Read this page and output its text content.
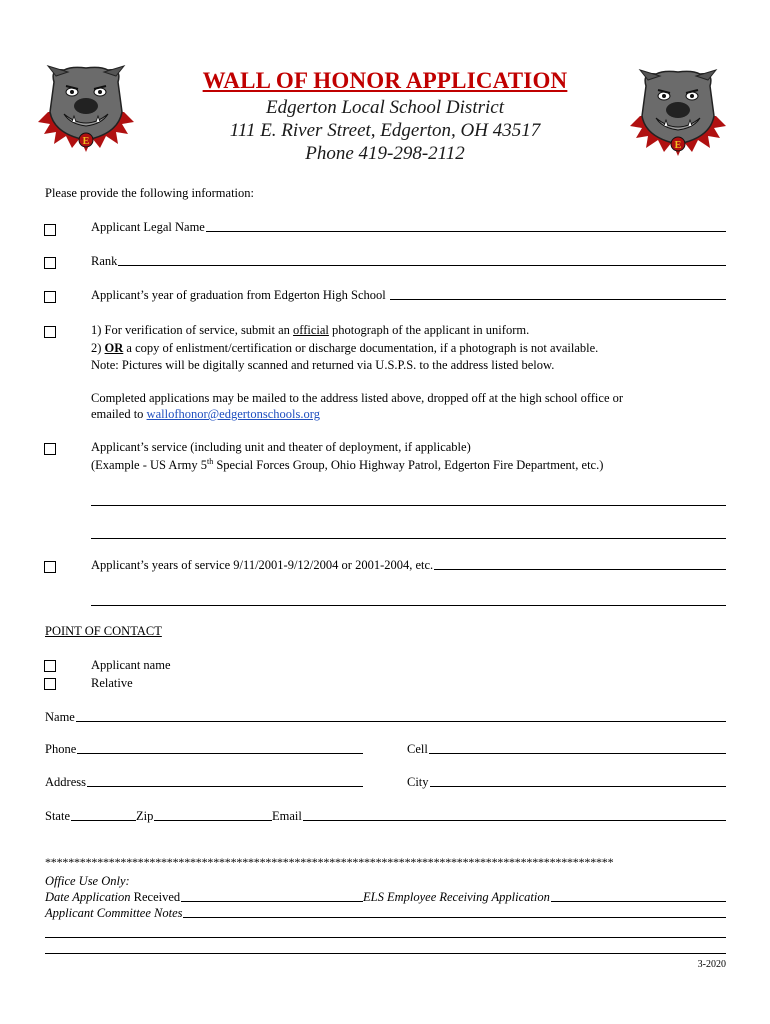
E	E
WALL OF HONOR APPLICATION
Edgerton Local School District
111 E. River Street, Edgerton, OH 43517
Phone 419-298-2112
Please provide the following information:
Applicant Legal Name
Rank
Applicant’s year of graduation from Edgerton High School
1) For verification of service, submit an official photograph of the applicant in uniform.
2) OR a copy of enlistment/certification or discharge documentation, if a photograph is not available.
Note: Pictures will be digitally scanned and returned via U.S.P.S. to the address listed below.
Completed applications may be mailed to the address listed above, dropped off at the high school office or
emailed to wallofhonor@edgertonschools.org
Applicant’s service (including unit and theater of deployment, if applicable)
(Example - US Army 5th Special Forces Group, Ohio Highway Patrol, Edgerton Fire Department, etc.)
Applicant’s years of service 9/11/2001-9/12/2004 or 2001-2004, etc.
POINT OF CONTACT
Applicant name
Relative
Name
Phone	Cell
Address	City
State	Zip	Email
**************************************************************************************************
Office Use Only:
Date Application Received	ELS Employee Receiving Application
Applicant Committee Notes
3-2020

■ JOB:
Transcribe the records word for word and include no pictures.

■ REPLY:
Read this page and output its text content.
E	E
WALL OF HONOR APPLICATION
Edgerton Local School District
111 E. River Street, Edgerton, OH 43517
Phone 419-298-2112
Please provide the following information:
Applicant Legal Name
Rank
Applicant’s year of graduation from Edgerton High School
1) For verification of service, submit an official photograph of the applicant in uniform.
2) OR a copy of enlistment/certification or discharge documentation, if a photograph is not available.
Note: Pictures will be digitally scanned and returned via U.S.P.S. to the address listed below.
Completed applications may be mailed to the address listed above, dropped off at the high school office or
emailed to wallofhonor@edgertonschools.org
Applicant’s service (including unit and theater of deployment, if applicable)
(Example - US Army 5th Special Forces Group, Ohio Highway Patrol, Edgerton Fire Department, etc.)
Applicant’s years of service 9/11/2001-9/12/2004 or 2001-2004, etc.
POINT OF CONTACT
Applicant name
Relative
Name
Phone	Cell
Address	City
State	Zip	Email
**************************************************************************************************
Office Use Only:
Date Application Received	ELS Employee Receiving Application
Applicant Committee Notes
3-2020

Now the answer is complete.